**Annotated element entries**

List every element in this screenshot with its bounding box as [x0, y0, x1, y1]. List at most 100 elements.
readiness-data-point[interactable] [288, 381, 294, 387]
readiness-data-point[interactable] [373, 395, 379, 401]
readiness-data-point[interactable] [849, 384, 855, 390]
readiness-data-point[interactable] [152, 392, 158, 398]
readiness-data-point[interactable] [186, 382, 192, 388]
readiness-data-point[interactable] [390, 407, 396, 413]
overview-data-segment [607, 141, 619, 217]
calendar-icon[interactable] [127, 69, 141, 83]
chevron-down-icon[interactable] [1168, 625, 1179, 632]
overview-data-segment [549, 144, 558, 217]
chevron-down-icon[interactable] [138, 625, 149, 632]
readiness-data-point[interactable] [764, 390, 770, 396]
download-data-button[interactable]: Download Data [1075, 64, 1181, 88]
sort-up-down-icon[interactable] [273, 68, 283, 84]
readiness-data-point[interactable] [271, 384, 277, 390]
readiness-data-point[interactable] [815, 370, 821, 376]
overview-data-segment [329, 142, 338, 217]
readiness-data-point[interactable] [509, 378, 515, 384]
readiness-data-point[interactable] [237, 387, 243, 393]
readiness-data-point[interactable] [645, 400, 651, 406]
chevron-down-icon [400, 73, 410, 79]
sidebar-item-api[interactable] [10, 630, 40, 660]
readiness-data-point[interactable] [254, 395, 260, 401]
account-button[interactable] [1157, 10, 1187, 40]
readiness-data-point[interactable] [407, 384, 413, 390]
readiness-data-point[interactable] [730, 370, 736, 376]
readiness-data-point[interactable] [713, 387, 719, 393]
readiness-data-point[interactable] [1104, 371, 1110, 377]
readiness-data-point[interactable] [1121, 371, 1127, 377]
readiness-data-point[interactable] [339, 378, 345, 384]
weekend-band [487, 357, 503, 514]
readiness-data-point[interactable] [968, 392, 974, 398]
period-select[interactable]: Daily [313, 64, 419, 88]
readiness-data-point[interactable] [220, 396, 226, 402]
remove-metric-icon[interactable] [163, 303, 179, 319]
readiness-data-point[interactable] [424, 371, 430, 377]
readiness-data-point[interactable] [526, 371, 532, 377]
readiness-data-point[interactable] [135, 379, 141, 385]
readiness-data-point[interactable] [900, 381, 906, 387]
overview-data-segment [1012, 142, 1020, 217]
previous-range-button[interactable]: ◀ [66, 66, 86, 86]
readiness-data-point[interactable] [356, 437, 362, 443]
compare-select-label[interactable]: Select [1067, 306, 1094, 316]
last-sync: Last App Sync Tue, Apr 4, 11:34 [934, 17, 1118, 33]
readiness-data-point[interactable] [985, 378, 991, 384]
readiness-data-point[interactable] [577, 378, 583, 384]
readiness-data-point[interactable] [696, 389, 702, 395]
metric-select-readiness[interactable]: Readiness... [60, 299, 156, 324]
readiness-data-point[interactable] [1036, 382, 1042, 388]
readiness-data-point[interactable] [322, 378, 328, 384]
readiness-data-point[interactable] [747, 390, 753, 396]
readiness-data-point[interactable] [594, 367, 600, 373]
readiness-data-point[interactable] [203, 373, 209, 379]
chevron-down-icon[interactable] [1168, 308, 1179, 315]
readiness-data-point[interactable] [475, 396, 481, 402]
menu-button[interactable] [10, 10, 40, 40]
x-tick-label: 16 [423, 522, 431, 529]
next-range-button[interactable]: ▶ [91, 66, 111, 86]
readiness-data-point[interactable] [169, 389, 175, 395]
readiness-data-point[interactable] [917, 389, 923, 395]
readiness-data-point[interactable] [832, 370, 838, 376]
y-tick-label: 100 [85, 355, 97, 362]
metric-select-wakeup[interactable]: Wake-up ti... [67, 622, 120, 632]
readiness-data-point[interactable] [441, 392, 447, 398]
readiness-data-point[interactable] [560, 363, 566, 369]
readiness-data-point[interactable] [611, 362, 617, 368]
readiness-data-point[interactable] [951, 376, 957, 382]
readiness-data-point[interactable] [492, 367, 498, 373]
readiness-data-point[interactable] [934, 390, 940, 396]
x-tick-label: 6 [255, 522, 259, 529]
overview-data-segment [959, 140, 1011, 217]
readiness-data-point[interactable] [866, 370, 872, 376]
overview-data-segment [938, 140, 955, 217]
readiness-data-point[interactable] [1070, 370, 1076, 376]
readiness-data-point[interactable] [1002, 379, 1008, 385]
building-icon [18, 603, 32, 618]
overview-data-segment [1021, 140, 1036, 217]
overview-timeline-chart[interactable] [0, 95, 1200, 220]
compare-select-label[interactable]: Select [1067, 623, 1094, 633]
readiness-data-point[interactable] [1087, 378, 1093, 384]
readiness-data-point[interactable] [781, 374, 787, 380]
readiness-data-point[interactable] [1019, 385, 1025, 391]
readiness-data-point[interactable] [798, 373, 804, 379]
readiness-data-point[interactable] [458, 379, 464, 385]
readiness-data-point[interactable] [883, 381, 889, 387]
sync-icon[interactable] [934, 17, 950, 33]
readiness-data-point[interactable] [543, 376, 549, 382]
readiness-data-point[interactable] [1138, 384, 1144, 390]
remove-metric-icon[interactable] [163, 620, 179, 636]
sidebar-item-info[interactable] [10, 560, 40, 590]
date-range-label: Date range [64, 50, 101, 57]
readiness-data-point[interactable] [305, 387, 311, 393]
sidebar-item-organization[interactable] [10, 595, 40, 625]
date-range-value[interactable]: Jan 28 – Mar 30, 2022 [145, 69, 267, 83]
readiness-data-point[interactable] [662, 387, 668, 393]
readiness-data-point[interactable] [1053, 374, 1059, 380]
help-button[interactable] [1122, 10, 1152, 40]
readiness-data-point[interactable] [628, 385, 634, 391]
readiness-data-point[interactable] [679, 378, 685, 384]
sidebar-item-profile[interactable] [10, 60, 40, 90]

**Direction**
Update the records above so that every "readiness-data-point" becomes "readiness-marker", and change nothing else.

**Worked solution**
List every element in this screenshot with its bounding box as [x0, y0, x1, y1]. List at most 100 elements.
readiness-marker[interactable] [288, 381, 294, 387]
readiness-marker[interactable] [373, 395, 379, 401]
readiness-marker[interactable] [849, 384, 855, 390]
readiness-marker[interactable] [152, 392, 158, 398]
readiness-marker[interactable] [186, 382, 192, 388]
readiness-marker[interactable] [390, 407, 396, 413]
overview-data-segment [607, 141, 619, 217]
calendar-icon[interactable] [127, 69, 141, 83]
chevron-down-icon[interactable] [1168, 625, 1179, 632]
overview-data-segment [549, 144, 558, 217]
chevron-down-icon[interactable] [138, 625, 149, 632]
readiness-marker[interactable] [764, 390, 770, 396]
download-data-button[interactable]: Download Data [1075, 64, 1181, 88]
sort-up-down-icon[interactable] [273, 68, 283, 84]
readiness-marker[interactable] [271, 384, 277, 390]
readiness-marker[interactable] [815, 370, 821, 376]
overview-data-segment [329, 142, 338, 217]
readiness-marker[interactable] [509, 378, 515, 384]
readiness-marker[interactable] [237, 387, 243, 393]
readiness-marker[interactable] [645, 400, 651, 406]
chevron-down-icon [400, 73, 410, 79]
sidebar-item-api[interactable] [10, 630, 40, 660]
readiness-marker[interactable] [254, 395, 260, 401]
account-button[interactable] [1157, 10, 1187, 40]
readiness-marker[interactable] [407, 384, 413, 390]
readiness-marker[interactable] [730, 370, 736, 376]
readiness-marker[interactable] [713, 387, 719, 393]
readiness-marker[interactable] [1104, 371, 1110, 377]
readiness-marker[interactable] [1121, 371, 1127, 377]
readiness-marker[interactable] [339, 378, 345, 384]
weekend-band [487, 357, 503, 514]
readiness-marker[interactable] [968, 392, 974, 398]
period-select[interactable]: Daily [313, 64, 419, 88]
readiness-marker[interactable] [220, 396, 226, 402]
remove-metric-icon[interactable] [163, 303, 179, 319]
readiness-marker[interactable] [424, 371, 430, 377]
readiness-marker[interactable] [526, 371, 532, 377]
readiness-marker[interactable] [135, 379, 141, 385]
readiness-marker[interactable] [900, 381, 906, 387]
overview-data-segment [1012, 142, 1020, 217]
previous-range-button[interactable]: ◀ [66, 66, 86, 86]
readiness-marker[interactable] [356, 437, 362, 443]
compare-select-label[interactable]: Select [1067, 306, 1094, 316]
last-sync: Last App Sync Tue, Apr 4, 11:34 [934, 17, 1118, 33]
readiness-marker[interactable] [985, 378, 991, 384]
readiness-marker[interactable] [577, 378, 583, 384]
readiness-marker[interactable] [696, 389, 702, 395]
metric-select-readiness[interactable]: Readiness... [60, 299, 156, 324]
readiness-marker[interactable] [1036, 382, 1042, 388]
readiness-marker[interactable] [322, 378, 328, 384]
readiness-marker[interactable] [747, 390, 753, 396]
readiness-marker[interactable] [594, 367, 600, 373]
readiness-marker[interactable] [203, 373, 209, 379]
chevron-down-icon[interactable] [1168, 308, 1179, 315]
readiness-marker[interactable] [475, 396, 481, 402]
menu-button[interactable] [10, 10, 40, 40]
x-tick-label: 16 [423, 522, 431, 529]
next-range-button[interactable]: ▶ [91, 66, 111, 86]
readiness-marker[interactable] [169, 389, 175, 395]
readiness-marker[interactable] [917, 389, 923, 395]
readiness-marker[interactable] [832, 370, 838, 376]
y-tick-label: 100 [85, 355, 97, 362]
metric-select-wakeup[interactable]: Wake-up ti... [67, 622, 120, 632]
readiness-marker[interactable] [441, 392, 447, 398]
readiness-marker[interactable] [560, 363, 566, 369]
readiness-marker[interactable] [611, 362, 617, 368]
readiness-marker[interactable] [951, 376, 957, 382]
readiness-marker[interactable] [492, 367, 498, 373]
readiness-marker[interactable] [934, 390, 940, 396]
x-tick-label: 6 [255, 522, 259, 529]
overview-data-segment [959, 140, 1011, 217]
readiness-marker[interactable] [866, 370, 872, 376]
overview-data-segment [938, 140, 955, 217]
readiness-marker[interactable] [1070, 370, 1076, 376]
readiness-marker[interactable] [1002, 379, 1008, 385]
building-icon [18, 603, 32, 618]
overview-data-segment [1021, 140, 1036, 217]
overview-timeline-chart[interactable] [0, 95, 1200, 220]
compare-select-label[interactable]: Select [1067, 623, 1094, 633]
readiness-marker[interactable] [1087, 378, 1093, 384]
readiness-marker[interactable] [781, 374, 787, 380]
readiness-marker[interactable] [1019, 385, 1025, 391]
readiness-marker[interactable] [798, 373, 804, 379]
readiness-marker[interactable] [458, 379, 464, 385]
readiness-marker[interactable] [883, 381, 889, 387]
sync-icon[interactable] [934, 17, 950, 33]
readiness-marker[interactable] [543, 376, 549, 382]
readiness-marker[interactable] [1138, 384, 1144, 390]
remove-metric-icon[interactable] [163, 620, 179, 636]
sidebar-item-info[interactable] [10, 560, 40, 590]
date-range-label: Date range [64, 50, 101, 57]
readiness-marker[interactable] [305, 387, 311, 393]
sidebar-item-organization[interactable] [10, 595, 40, 625]
date-range-value[interactable]: Jan 28 – Mar 30, 2022 [145, 69, 267, 83]
readiness-marker[interactable] [662, 387, 668, 393]
readiness-marker[interactable] [1053, 374, 1059, 380]
help-button[interactable] [1122, 10, 1152, 40]
readiness-marker[interactable] [628, 385, 634, 391]
readiness-marker[interactable] [679, 378, 685, 384]
sidebar-item-profile[interactable] [10, 60, 40, 90]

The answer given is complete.